Data records:
* Begin *

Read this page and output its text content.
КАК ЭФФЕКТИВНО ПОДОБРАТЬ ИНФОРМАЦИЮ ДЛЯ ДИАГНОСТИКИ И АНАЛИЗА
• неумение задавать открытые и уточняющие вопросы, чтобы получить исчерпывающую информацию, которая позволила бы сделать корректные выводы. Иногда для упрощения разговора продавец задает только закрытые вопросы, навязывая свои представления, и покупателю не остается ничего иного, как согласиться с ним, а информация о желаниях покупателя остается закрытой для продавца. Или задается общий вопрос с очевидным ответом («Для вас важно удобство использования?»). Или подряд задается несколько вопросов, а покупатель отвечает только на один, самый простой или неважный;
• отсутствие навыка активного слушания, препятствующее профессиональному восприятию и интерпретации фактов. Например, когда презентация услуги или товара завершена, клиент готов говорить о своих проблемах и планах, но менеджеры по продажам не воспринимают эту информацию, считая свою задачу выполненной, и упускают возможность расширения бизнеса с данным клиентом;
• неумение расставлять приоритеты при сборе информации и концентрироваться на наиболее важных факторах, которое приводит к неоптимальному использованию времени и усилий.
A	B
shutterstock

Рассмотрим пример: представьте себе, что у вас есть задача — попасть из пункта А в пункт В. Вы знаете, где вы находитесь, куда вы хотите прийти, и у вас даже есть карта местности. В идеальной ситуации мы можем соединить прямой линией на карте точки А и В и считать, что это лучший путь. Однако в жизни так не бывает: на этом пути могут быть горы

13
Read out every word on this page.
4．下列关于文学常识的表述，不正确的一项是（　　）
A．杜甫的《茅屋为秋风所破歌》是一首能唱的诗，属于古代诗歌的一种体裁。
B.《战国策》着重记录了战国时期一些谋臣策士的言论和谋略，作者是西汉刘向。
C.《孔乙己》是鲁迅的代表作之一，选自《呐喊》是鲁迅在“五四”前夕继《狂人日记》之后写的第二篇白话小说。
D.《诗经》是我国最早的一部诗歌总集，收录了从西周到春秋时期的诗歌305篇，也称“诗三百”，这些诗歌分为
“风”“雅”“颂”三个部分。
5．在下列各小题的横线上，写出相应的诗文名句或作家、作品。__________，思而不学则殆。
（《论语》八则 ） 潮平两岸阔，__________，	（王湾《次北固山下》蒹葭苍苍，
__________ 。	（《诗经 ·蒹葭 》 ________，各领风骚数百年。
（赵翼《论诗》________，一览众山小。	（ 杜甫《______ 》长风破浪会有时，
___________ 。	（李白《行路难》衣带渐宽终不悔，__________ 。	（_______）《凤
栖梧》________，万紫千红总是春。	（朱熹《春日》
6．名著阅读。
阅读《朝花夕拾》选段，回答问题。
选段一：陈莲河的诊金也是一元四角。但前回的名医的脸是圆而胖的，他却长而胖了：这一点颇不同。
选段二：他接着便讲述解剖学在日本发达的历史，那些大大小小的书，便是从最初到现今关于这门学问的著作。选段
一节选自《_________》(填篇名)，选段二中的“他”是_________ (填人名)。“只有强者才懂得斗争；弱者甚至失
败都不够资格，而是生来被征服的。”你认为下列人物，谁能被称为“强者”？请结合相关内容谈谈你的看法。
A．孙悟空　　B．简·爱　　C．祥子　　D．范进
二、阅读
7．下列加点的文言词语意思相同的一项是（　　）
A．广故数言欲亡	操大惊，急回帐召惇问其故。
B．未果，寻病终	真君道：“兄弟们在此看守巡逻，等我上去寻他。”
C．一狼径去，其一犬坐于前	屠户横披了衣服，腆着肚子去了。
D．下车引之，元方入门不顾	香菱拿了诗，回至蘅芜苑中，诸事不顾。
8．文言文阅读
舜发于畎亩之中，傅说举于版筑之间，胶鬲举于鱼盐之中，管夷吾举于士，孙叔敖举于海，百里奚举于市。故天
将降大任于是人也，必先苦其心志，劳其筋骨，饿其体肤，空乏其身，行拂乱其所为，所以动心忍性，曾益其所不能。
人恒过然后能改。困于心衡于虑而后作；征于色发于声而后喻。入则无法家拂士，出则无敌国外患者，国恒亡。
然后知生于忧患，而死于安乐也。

* End *

**Directive:**
State how many lines of the entries above include the word "page", offering no text other than the number.

**Result of the exercise:**
2